→ **What you should do**:
Look below. Copy each line that has "this" in it.

┌────────

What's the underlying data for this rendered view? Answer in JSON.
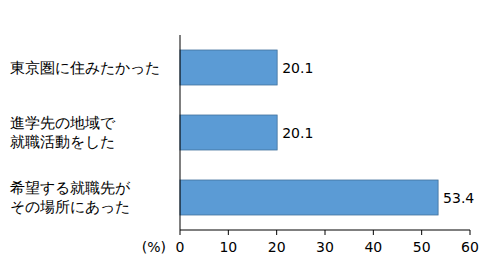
{
  "chart_data": {
    "type": "bar",
    "orientation": "horizontal",
    "categories": [
      "東京圏に住みたかった",
      "進学先の地域で\n就職活動をした",
      "希望する就職先が\nその場所にあった"
    ],
    "values": [
      20.1,
      20.1,
      53.4
    ],
    "color": "#5b9bd5",
    "x_label": "(%)",
    "xlim": [
      0,
      60
    ],
    "xticks": [
      0,
      10,
      20,
      30,
      40,
      50,
      60
    ],
    "grid": false,
    "data_labels": true
  }
}
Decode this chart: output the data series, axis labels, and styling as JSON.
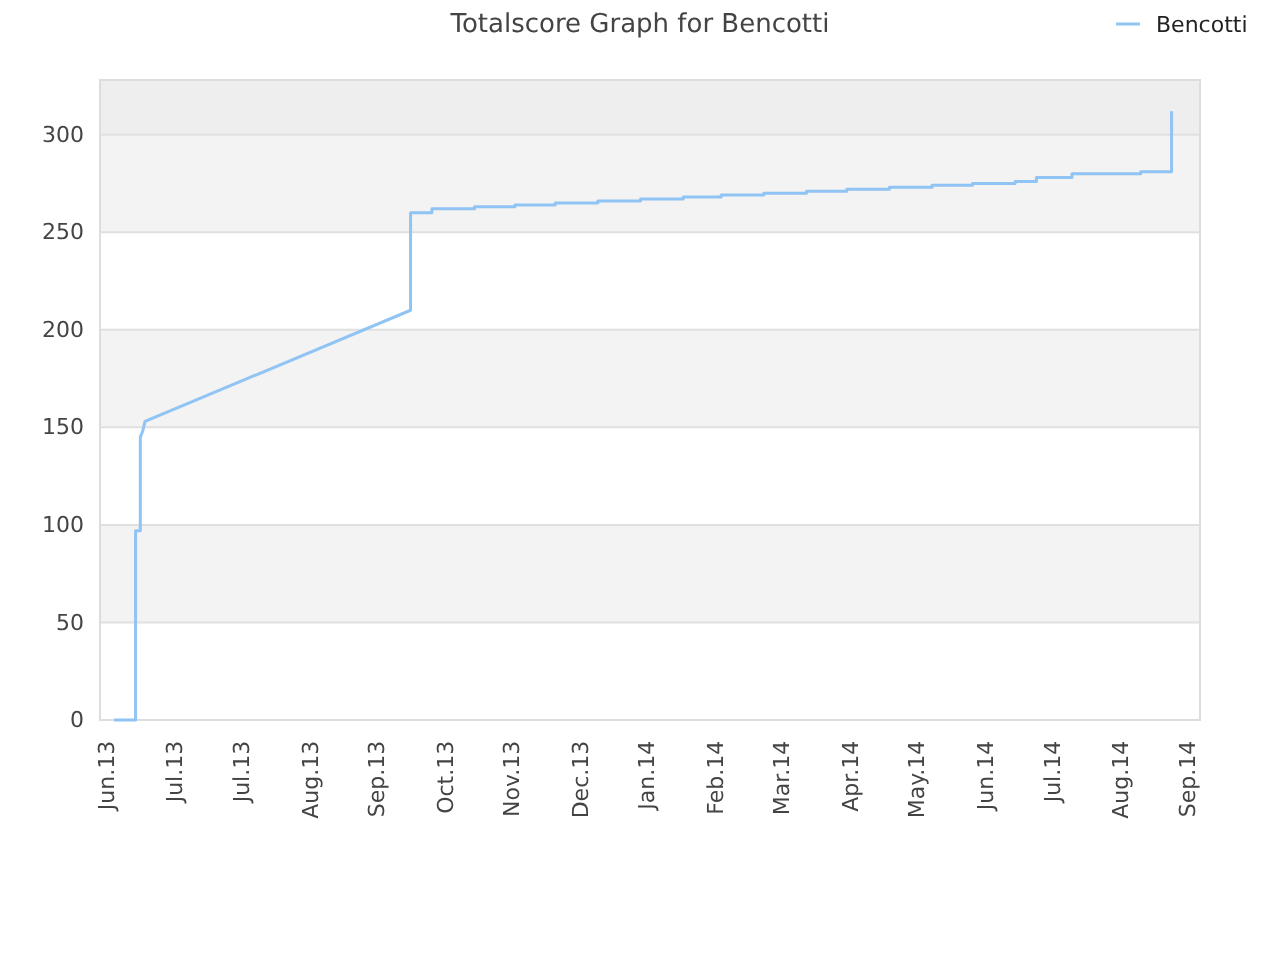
{
  "chart_data": {
    "type": "line",
    "title": "Totalscore Graph for Bencotti",
    "x": [
      "2013-06-09",
      "2013-06-18",
      "2013-06-18",
      "2013-06-20",
      "2013-06-20",
      "2013-06-21",
      "2013-06-22",
      "2013-10-12",
      "2013-10-12",
      "2013-10-21",
      "2013-10-21",
      "2013-11-08",
      "2013-11-08",
      "2013-11-25",
      "2013-11-25",
      "2013-12-12",
      "2013-12-12",
      "2013-12-30",
      "2013-12-30",
      "2014-01-17",
      "2014-01-17",
      "2014-02-04",
      "2014-02-04",
      "2014-02-20",
      "2014-02-20",
      "2014-03-10",
      "2014-03-10",
      "2014-03-28",
      "2014-03-28",
      "2014-04-14",
      "2014-04-14",
      "2014-05-02",
      "2014-05-02",
      "2014-05-20",
      "2014-05-20",
      "2014-06-06",
      "2014-06-06",
      "2014-06-24",
      "2014-06-24",
      "2014-07-03",
      "2014-07-03",
      "2014-07-18",
      "2014-07-18",
      "2014-08-16",
      "2014-08-16",
      "2014-08-29",
      "2014-08-29"
    ],
    "series": [
      {
        "name": "Bencotti",
        "color": "#90c4f4",
        "values": [
          0,
          0,
          97,
          97,
          145,
          148,
          153,
          210,
          260,
          260,
          262,
          262,
          263,
          263,
          264,
          264,
          265,
          265,
          266,
          266,
          267,
          267,
          268,
          268,
          269,
          269,
          270,
          270,
          271,
          271,
          272,
          272,
          273,
          273,
          274,
          274,
          275,
          275,
          276,
          276,
          278,
          278,
          280,
          280,
          281,
          281,
          312
        ]
      }
    ],
    "xlim": [
      "2013-06-03",
      "2014-09-10"
    ],
    "xticks": [
      {
        "value": "2013-06-03",
        "label": "Jun.13"
      },
      {
        "value": "2013-07-02",
        "label": "Jul.13"
      },
      {
        "value": "2013-07-30",
        "label": "Jul.13"
      },
      {
        "value": "2013-08-28",
        "label": "Aug.13"
      },
      {
        "value": "2013-09-25",
        "label": "Sep.13"
      },
      {
        "value": "2013-10-24",
        "label": "Oct.13"
      },
      {
        "value": "2013-11-21",
        "label": "Nov.13"
      },
      {
        "value": "2013-12-20",
        "label": "Dec.13"
      },
      {
        "value": "2014-01-17",
        "label": "Jan.14"
      },
      {
        "value": "2014-02-15",
        "label": "Feb.14"
      },
      {
        "value": "2014-03-15",
        "label": "Mar.14"
      },
      {
        "value": "2014-04-13",
        "label": "Apr.14"
      },
      {
        "value": "2014-05-11",
        "label": "May.14"
      },
      {
        "value": "2014-06-09",
        "label": "Jun.14"
      },
      {
        "value": "2014-07-07",
        "label": "Jul.14"
      },
      {
        "value": "2014-08-05",
        "label": "Aug.14"
      },
      {
        "value": "2014-09-02",
        "label": "Sep.14"
      }
    ],
    "ylim": [
      0,
      328
    ],
    "yticks": [
      0,
      50,
      100,
      150,
      200,
      250,
      300
    ],
    "grid": "y",
    "legend": "top right",
    "marker": "none",
    "line_style": "solid"
  }
}
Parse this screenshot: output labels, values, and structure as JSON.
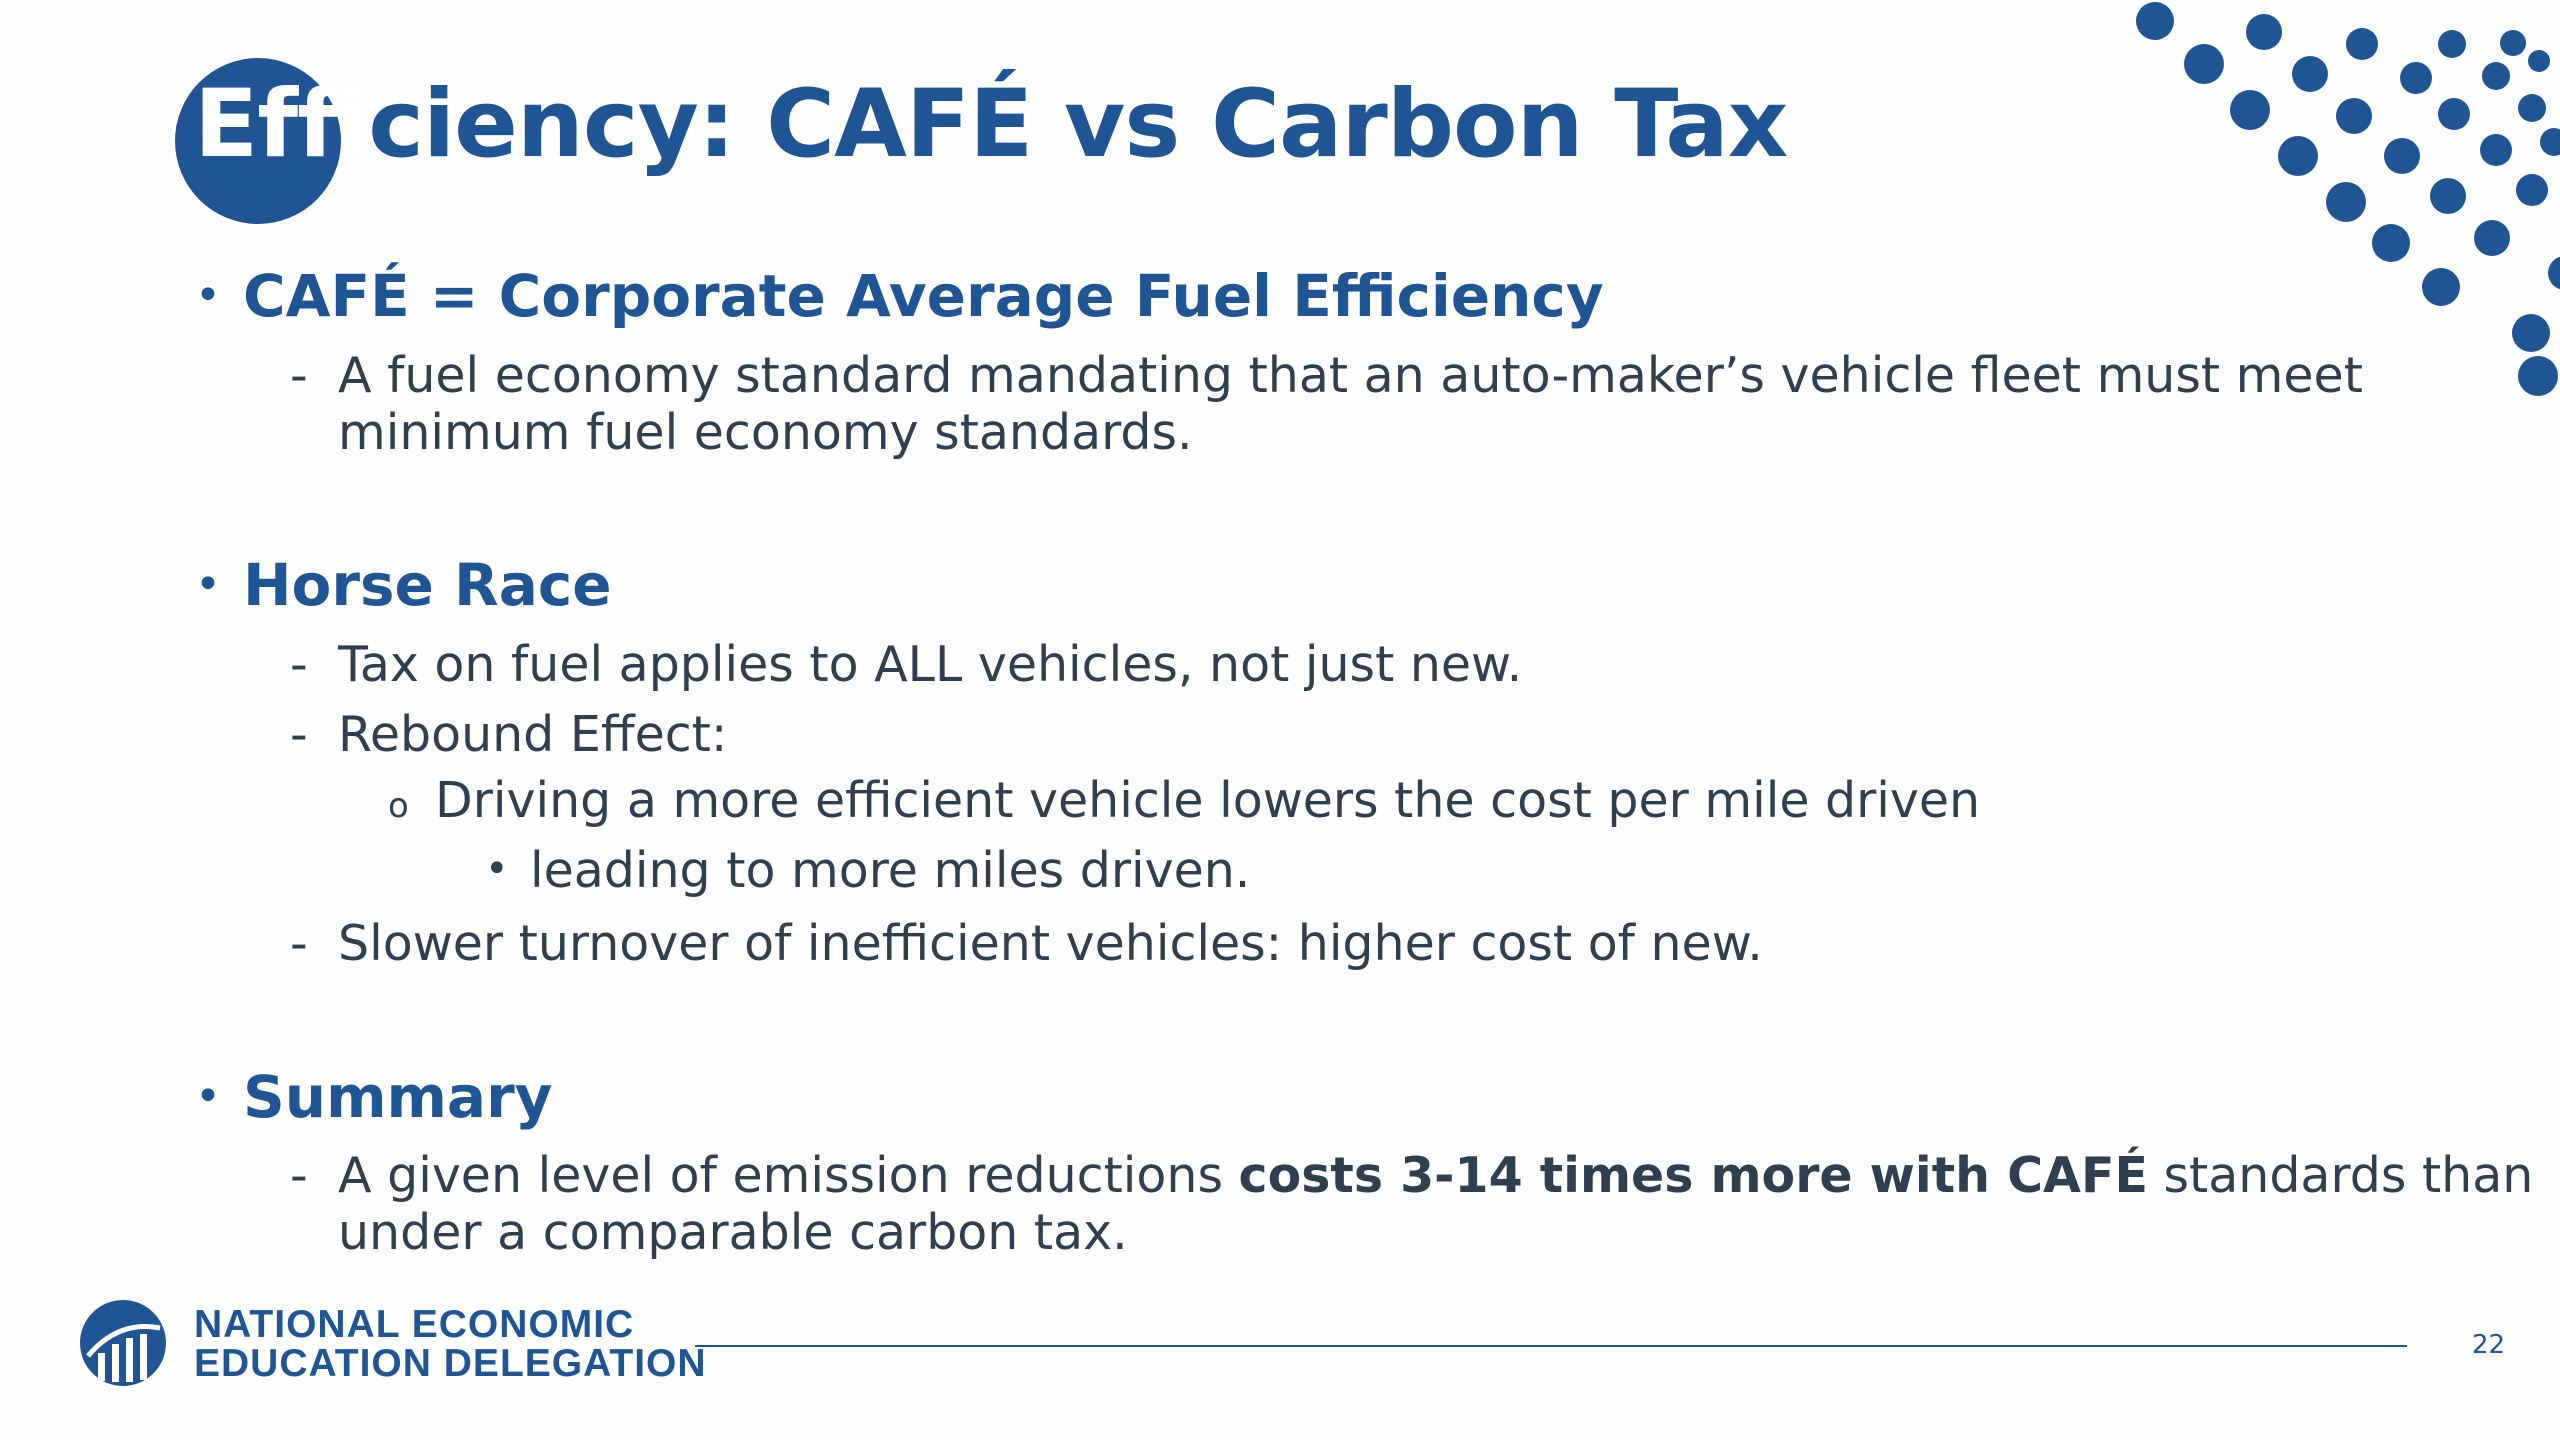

└────────

→ **The response**:
What's the underlying data for this rendered view? Answer in JSON.
Decode this chart: output the data series, axis labels, and styling as JSON.
Parse this screenshot: output labels, values, and structure as JSON.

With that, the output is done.